Data:
-=-=-=-=-

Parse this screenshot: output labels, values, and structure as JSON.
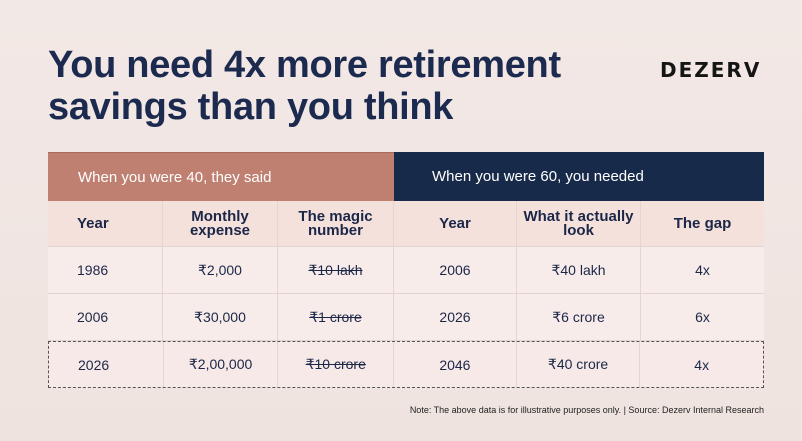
{
  "title": {
    "line1": "You need 4x more retirement",
    "line2": "savings than you think"
  },
  "brand": "DEZERV",
  "table": {
    "group_left": "When you were 40, they said",
    "group_right": "When you were 60, you needed",
    "headers": [
      "Year",
      "Monthly expense",
      "The magic number",
      "Year",
      "What it actually look",
      "The gap"
    ],
    "rows": [
      [
        "1986",
        "₹2,000",
        "₹10 lakh",
        "2006",
        "₹40 lakh",
        "4x"
      ],
      [
        "2006",
        "₹30,000",
        "₹1 crore",
        "2026",
        "₹6 crore",
        "6x"
      ],
      [
        "2026",
        "₹2,00,000",
        "₹10 crore",
        "2046",
        "₹40 crore",
        "4x"
      ]
    ]
  },
  "colors": {
    "left_header": "#bf8071",
    "right_header": "#182a4a",
    "title": "#1b2a4e"
  },
  "note": "Note: The above data is for illustrative purposes only. | Source: Dezerv Internal Research"
}
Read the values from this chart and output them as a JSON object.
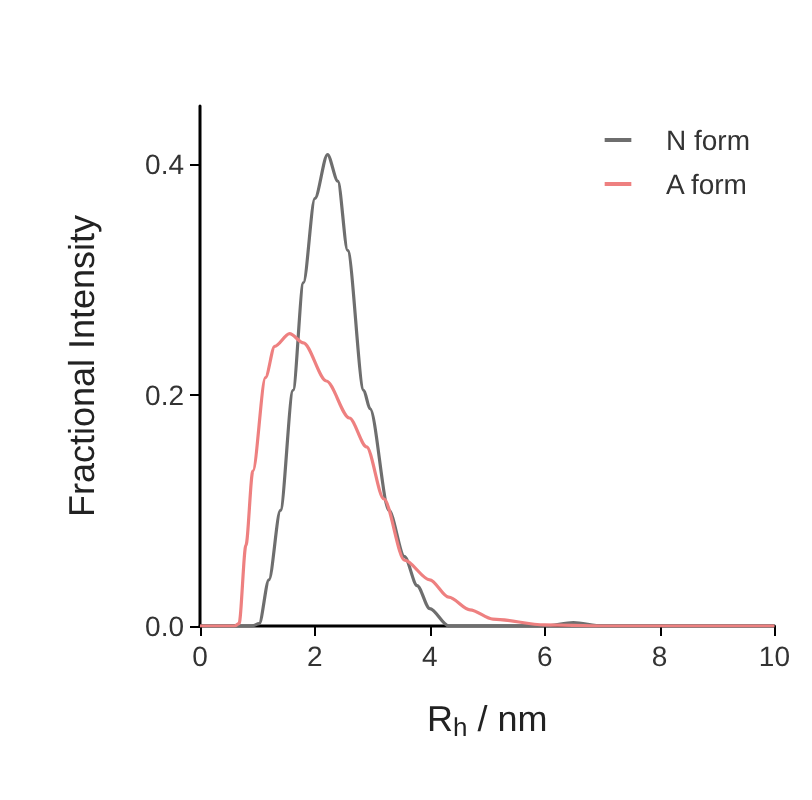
{
  "chart_data": {
    "type": "line",
    "xlabel": "R$_{h}$ / nm",
    "ylabel": "Fractional Intensity",
    "xlim": [
      0,
      10
    ],
    "xticks": [
      0,
      2,
      4,
      6,
      8,
      10
    ],
    "ylim": [
      0,
      0.45
    ],
    "yticks": [
      {
        "value": 0,
        "label": "0.0"
      },
      0.2,
      0.4
    ],
    "grid": false,
    "legend": "top right",
    "marker": "none",
    "line_style": "solid",
    "series": [
      {
        "name": "N form",
        "color": "#6e6e6e",
        "x": [
          0,
          0.9,
          1.03,
          1.2,
          1.4,
          1.62,
          1.8,
          2.0,
          2.22,
          2.4,
          2.57,
          2.85,
          2.96,
          3.29,
          3.56,
          3.78,
          4.0,
          4.33,
          5,
          6,
          6.5,
          7,
          8,
          10
        ],
        "values": [
          0,
          0,
          0.002,
          0.04,
          0.1,
          0.204,
          0.297,
          0.37,
          0.408,
          0.385,
          0.325,
          0.204,
          0.188,
          0.1,
          0.06,
          0.035,
          0.015,
          0,
          0,
          0,
          0.003,
          0,
          0,
          0
        ]
      },
      {
        "name": "A form",
        "color": "#ee8080",
        "x": [
          0,
          0.6,
          0.68,
          0.8,
          0.92,
          1.14,
          1.3,
          1.56,
          1.8,
          2.2,
          2.6,
          2.9,
          3.2,
          3.56,
          4.0,
          4.33,
          4.7,
          5.1,
          6,
          7,
          10
        ],
        "values": [
          0,
          0,
          0.002,
          0.07,
          0.134,
          0.215,
          0.242,
          0.253,
          0.245,
          0.212,
          0.18,
          0.155,
          0.11,
          0.057,
          0.04,
          0.025,
          0.014,
          0.006,
          0.001,
          0,
          0
        ]
      }
    ]
  }
}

-=-=-=-=-

Given problem: Set down the complete material exactly, but do not include the images.

Written solution:
Parse this screenshot: output labels, values, and structure as JSON.
{
  "title": {
    "line1": "You need 4x more retirement",
    "line2": "savings than you think"
  },
  "brand": "DEZERV",
  "table": {
    "group_left": "When you were 40, they said",
    "group_right": "When you were 60, you needed",
    "headers": [
      "Year",
      "Monthly expense",
      "The magic number",
      "Year",
      "What it actually look",
      "The gap"
    ],
    "rows": [
      [
        "1986",
        "₹2,000",
        "₹10 lakh",
        "2006",
        "₹40 lakh",
        "4x"
      ],
      [
        "2006",
        "₹30,000",
        "₹1 crore",
        "2026",
        "₹6 crore",
        "6x"
      ],
      [
        "2026",
        "₹2,00,000",
        "₹10 crore",
        "2046",
        "₹40 crore",
        "4x"
      ]
    ]
  },
  "colors": {
    "left_header": "#bf8071",
    "right_header": "#182a4a",
    "title": "#1b2a4e"
  },
  "note": "Note: The above data is for illustrative purposes only. | Source: Dezerv Internal Research"
}
Read the values from this chart and output them as a JSON object.
{
  "chart_data": {
    "type": "line",
    "xlabel": "R$_{h}$ / nm",
    "ylabel": "Fractional Intensity",
    "xlim": [
      0,
      10
    ],
    "xticks": [
      0,
      2,
      4,
      6,
      8,
      10
    ],
    "ylim": [
      0,
      0.45
    ],
    "yticks": [
      {
        "value": 0,
        "label": "0.0"
      },
      0.2,
      0.4
    ],
    "grid": false,
    "legend": "top right",
    "marker": "none",
    "line_style": "solid",
    "series": [
      {
        "name": "N form",
        "color": "#6e6e6e",
        "x": [
          0,
          0.9,
          1.03,
          1.2,
          1.4,
          1.62,
          1.8,
          2.0,
          2.22,
          2.4,
          2.57,
          2.85,
          2.96,
          3.29,
          3.56,
          3.78,
          4.0,
          4.33,
          5,
          6,
          6.5,
          7,
          8,
          10
        ],
        "values": [
          0,
          0,
          0.002,
          0.04,
          0.1,
          0.204,
          0.297,
          0.37,
          0.408,
          0.385,
          0.325,
          0.204,
          0.188,
          0.1,
          0.06,
          0.035,
          0.015,
          0,
          0,
          0,
          0.003,
          0,
          0,
          0
        ]
      },
      {
        "name": "A form",
        "color": "#ee8080",
        "x": [
          0,
          0.6,
          0.68,
          0.8,
          0.92,
          1.14,
          1.3,
          1.56,
          1.8,
          2.2,
          2.6,
          2.9,
          3.2,
          3.56,
          4.0,
          4.33,
          4.7,
          5.1,
          6,
          7,
          10
        ],
        "values": [
          0,
          0,
          0.002,
          0.07,
          0.134,
          0.215,
          0.242,
          0.253,
          0.245,
          0.212,
          0.18,
          0.155,
          0.11,
          0.057,
          0.04,
          0.025,
          0.014,
          0.006,
          0.001,
          0,
          0
        ]
      }
    ]
  }
}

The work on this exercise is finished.